━━━━━ Extracted information ━━━━━

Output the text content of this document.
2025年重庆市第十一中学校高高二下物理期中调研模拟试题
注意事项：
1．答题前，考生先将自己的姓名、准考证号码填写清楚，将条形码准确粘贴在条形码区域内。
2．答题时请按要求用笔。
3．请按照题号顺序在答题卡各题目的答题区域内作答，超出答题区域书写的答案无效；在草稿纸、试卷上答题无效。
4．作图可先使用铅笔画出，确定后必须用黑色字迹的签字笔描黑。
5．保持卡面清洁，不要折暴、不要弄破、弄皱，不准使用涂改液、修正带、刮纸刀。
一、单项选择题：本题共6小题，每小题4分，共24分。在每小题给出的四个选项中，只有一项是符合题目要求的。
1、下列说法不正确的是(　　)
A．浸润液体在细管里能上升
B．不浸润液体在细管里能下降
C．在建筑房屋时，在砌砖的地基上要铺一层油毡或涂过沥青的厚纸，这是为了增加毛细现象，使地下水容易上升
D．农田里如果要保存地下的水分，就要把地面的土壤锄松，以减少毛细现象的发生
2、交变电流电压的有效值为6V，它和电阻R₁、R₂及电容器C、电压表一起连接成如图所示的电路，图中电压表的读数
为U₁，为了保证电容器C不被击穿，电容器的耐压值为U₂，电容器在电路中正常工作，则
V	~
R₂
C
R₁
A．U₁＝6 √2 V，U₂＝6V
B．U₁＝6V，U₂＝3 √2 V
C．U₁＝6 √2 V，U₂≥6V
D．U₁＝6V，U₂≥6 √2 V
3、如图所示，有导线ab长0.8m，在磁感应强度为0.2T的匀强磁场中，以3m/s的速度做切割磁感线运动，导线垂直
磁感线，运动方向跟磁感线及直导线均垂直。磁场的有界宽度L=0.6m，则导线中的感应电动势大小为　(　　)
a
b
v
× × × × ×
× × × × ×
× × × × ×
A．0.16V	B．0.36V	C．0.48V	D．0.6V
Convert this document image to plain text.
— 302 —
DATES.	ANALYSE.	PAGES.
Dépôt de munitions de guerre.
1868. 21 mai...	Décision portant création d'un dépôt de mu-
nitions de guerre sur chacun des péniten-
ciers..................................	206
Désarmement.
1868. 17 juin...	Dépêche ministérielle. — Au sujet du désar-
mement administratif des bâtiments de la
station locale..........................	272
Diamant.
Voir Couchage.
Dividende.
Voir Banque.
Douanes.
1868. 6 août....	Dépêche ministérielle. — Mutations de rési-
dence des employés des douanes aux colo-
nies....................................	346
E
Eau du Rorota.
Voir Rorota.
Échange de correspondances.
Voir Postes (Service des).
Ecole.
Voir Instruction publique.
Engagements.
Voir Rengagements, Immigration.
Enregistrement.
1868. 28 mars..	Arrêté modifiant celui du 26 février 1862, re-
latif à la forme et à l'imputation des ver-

━━━━━

● **Aim**: Reproduce only the lines running from the one with "Convert this document image to plain text." through the final line of the listing above, both ends included.

● **The output**:
Convert this document image to plain text.
— 302 —
DATES.	ANALYSE.	PAGES.
Dépôt de munitions de guerre.
1868. 21 mai...	Décision portant création d'un dépôt de mu-
nitions de guerre sur chacun des péniten-
ciers..................................	206
Désarmement.
1868. 17 juin...	Dépêche ministérielle. — Au sujet du désar-
mement administratif des bâtiments de la
station locale..........................	272
Diamant.
Voir Couchage.
Dividende.
Voir Banque.
Douanes.
1868. 6 août....	Dépêche ministérielle. — Mutations de rési-
dence des employés des douanes aux colo-
nies....................................	346
E
Eau du Rorota.
Voir Rorota.
Échange de correspondances.
Voir Postes (Service des).
Ecole.
Voir Instruction publique.
Engagements.
Voir Rengagements, Immigration.
Enregistrement.
1868. 28 mars..	Arrêté modifiant celui du 26 février 1862, re-
latif à la forme et à l'imputation des ver-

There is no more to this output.